*Short task*
Report every line from the material that contains the word "deceptive".

*Records for processing*
------------

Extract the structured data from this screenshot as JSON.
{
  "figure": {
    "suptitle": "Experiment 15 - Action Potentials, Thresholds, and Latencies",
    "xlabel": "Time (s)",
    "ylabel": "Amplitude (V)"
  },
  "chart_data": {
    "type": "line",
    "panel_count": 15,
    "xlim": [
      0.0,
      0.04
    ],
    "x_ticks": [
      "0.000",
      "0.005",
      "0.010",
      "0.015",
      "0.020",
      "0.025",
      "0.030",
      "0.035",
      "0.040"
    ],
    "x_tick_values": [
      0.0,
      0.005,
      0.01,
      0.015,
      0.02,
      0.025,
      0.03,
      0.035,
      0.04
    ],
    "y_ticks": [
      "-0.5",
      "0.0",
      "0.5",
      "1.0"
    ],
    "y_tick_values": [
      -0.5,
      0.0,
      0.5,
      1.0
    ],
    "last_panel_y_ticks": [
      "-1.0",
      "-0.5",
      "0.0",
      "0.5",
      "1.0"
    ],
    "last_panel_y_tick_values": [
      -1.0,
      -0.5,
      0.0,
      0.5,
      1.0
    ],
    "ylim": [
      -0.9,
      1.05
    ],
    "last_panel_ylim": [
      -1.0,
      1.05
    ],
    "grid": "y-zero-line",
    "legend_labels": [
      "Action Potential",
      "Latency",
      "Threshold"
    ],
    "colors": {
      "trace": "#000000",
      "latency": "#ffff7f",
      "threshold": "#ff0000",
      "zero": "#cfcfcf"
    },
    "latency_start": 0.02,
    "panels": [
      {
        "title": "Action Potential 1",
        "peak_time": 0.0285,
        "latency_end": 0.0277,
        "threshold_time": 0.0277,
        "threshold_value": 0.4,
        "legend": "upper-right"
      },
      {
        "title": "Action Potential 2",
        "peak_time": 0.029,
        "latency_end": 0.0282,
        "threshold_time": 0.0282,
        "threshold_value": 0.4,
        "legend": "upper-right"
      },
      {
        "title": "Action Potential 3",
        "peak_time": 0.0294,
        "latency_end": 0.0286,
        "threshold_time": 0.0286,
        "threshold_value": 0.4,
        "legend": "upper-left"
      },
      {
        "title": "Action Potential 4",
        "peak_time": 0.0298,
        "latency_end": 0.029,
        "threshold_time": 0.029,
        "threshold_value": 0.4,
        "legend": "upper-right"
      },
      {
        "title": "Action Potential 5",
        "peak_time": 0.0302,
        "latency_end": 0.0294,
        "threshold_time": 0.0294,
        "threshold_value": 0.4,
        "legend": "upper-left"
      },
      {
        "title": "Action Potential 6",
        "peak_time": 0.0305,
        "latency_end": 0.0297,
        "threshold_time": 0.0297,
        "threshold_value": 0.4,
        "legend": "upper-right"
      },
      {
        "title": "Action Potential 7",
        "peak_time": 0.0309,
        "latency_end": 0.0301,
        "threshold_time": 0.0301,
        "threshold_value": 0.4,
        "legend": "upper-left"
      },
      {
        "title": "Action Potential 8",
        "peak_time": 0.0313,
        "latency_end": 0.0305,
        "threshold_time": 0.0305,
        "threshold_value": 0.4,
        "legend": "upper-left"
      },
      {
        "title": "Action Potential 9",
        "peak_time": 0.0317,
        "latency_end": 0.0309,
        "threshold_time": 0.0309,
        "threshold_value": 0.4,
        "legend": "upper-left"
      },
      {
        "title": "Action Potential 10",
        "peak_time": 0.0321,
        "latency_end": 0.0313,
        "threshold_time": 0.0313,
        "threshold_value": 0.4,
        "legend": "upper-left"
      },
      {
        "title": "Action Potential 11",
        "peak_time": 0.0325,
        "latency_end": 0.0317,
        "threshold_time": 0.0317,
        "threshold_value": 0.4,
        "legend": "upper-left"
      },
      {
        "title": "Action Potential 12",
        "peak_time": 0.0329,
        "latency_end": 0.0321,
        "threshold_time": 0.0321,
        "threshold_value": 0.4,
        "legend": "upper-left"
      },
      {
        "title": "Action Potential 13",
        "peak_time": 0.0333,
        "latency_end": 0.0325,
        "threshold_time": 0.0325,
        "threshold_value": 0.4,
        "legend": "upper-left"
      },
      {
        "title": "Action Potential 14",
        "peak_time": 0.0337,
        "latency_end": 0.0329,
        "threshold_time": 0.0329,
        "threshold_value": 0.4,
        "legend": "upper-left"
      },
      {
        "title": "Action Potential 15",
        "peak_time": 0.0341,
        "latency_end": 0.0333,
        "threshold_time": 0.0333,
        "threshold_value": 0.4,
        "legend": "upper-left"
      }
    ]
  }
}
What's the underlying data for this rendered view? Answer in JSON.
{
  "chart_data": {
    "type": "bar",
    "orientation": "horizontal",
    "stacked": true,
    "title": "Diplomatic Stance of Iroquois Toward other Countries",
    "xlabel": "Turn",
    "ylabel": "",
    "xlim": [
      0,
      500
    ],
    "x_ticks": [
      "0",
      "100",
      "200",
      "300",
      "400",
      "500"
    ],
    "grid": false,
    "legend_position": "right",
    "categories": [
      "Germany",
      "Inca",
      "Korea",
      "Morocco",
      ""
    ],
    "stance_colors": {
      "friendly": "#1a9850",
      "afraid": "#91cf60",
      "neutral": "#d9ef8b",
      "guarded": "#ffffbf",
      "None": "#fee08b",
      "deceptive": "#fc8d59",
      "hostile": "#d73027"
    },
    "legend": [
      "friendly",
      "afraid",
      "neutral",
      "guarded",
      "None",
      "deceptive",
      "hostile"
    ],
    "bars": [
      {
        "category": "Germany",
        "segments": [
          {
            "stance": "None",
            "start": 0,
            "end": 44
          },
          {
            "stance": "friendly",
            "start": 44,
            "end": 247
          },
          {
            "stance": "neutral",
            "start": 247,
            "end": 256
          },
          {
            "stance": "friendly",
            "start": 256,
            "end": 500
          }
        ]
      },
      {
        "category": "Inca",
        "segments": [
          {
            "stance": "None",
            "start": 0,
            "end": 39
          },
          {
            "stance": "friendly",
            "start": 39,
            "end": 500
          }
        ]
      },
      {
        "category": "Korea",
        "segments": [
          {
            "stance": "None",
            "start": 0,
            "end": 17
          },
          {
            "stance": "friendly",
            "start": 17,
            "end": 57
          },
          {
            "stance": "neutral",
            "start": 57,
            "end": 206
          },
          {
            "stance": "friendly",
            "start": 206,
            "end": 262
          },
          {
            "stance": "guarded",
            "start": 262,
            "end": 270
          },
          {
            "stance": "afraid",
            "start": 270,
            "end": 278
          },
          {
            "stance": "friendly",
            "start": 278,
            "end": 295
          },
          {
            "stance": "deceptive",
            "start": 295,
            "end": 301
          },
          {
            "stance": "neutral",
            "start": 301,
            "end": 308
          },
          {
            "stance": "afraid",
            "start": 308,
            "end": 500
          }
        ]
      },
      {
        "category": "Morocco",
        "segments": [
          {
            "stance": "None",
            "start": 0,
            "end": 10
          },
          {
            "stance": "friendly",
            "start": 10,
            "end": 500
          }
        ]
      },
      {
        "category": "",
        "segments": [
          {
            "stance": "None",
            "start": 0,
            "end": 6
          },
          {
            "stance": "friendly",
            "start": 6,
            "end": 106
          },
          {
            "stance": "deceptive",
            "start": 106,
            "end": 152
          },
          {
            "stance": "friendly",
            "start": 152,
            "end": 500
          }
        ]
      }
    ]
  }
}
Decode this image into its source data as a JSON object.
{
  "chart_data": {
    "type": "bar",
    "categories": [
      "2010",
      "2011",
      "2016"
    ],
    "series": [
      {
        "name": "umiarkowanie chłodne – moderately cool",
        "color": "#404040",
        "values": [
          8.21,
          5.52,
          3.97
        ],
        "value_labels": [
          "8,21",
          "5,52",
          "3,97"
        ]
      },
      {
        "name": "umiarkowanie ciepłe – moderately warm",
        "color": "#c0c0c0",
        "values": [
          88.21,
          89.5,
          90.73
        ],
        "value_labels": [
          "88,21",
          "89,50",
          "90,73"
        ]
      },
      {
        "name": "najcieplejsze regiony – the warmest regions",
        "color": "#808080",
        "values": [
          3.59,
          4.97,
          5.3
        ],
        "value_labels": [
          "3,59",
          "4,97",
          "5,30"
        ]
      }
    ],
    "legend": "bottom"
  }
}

------------

*Solved exercise*
      "deceptive": "#fc8d59",
      "deceptive",
            "stance": "deceptive",
            "stance": "deceptive",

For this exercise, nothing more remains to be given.